▶ _OBJECTIVE_
Present each line of the entries below that holds the word "using".

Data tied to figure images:
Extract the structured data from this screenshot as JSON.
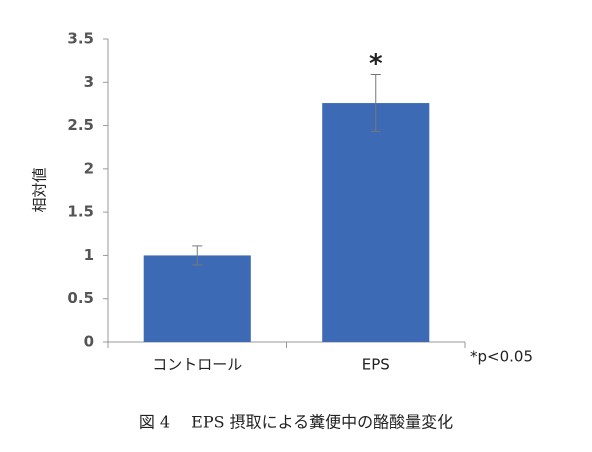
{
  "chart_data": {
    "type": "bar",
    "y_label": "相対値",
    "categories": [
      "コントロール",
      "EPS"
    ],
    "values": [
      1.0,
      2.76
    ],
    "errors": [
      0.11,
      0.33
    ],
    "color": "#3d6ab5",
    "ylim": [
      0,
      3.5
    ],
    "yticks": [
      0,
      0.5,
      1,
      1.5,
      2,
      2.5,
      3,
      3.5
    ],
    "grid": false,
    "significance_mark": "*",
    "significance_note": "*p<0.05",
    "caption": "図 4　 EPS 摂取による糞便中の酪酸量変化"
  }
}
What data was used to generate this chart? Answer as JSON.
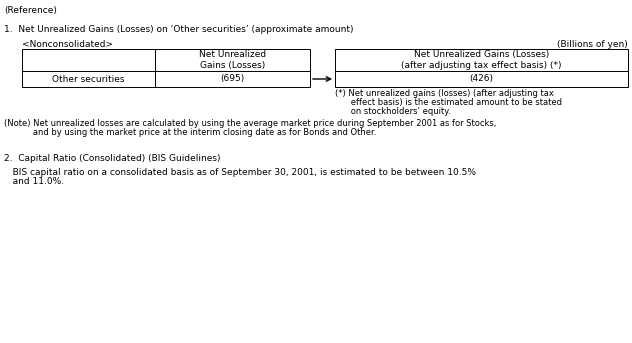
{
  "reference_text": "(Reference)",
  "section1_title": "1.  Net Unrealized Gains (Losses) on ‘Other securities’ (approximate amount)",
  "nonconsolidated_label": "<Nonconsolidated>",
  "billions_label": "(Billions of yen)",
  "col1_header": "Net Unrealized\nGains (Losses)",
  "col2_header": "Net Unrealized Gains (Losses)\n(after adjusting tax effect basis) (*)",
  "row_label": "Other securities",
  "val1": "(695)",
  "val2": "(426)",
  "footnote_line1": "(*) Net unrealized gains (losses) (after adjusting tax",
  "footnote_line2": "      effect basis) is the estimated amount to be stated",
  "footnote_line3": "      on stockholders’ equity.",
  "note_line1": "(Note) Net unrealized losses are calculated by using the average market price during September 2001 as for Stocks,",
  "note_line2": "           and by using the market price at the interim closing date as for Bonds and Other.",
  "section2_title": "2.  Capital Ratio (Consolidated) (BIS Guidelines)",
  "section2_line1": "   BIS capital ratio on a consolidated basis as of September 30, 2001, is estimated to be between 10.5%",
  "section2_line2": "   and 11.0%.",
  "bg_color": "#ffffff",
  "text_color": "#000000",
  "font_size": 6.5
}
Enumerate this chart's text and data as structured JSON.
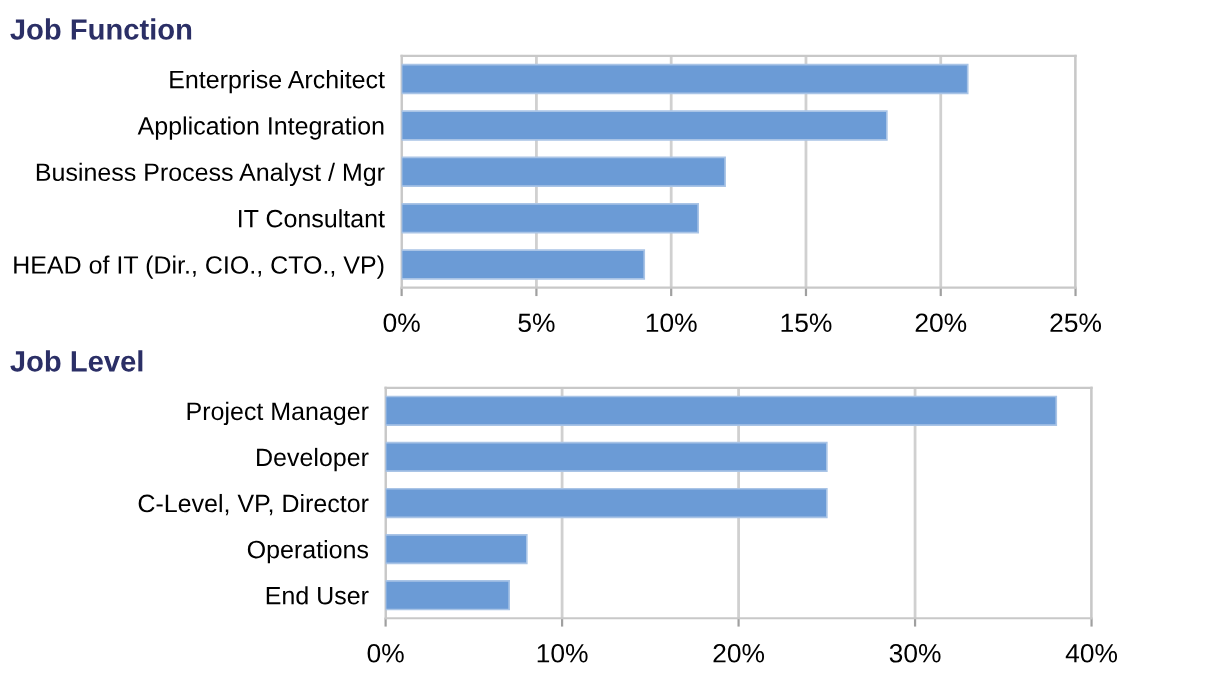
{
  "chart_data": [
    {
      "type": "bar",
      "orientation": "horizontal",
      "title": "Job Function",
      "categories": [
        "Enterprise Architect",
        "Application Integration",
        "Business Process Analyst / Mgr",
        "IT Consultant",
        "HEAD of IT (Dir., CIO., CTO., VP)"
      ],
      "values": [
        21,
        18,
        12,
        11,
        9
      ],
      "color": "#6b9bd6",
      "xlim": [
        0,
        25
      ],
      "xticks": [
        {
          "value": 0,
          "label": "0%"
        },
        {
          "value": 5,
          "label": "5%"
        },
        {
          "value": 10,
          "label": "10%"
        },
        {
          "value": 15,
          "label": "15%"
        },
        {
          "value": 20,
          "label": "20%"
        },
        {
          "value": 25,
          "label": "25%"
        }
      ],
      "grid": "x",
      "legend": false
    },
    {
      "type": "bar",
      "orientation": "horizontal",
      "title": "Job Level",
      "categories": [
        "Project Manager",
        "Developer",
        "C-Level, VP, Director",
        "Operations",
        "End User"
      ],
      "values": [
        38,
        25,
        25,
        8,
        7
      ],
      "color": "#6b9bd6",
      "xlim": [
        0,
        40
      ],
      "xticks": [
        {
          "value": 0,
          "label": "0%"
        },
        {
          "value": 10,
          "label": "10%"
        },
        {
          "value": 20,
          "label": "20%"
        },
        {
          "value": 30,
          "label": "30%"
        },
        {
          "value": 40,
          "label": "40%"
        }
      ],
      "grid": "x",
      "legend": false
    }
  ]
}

▶ _FULL SOLUTION_
  "note_line1": "(Note) Net unrealized losses are calculated by using the average market price during September 2001 as for Stocks,",
  "note_line2": "           and by using the market price at the interim closing date as for Bonds and Other.",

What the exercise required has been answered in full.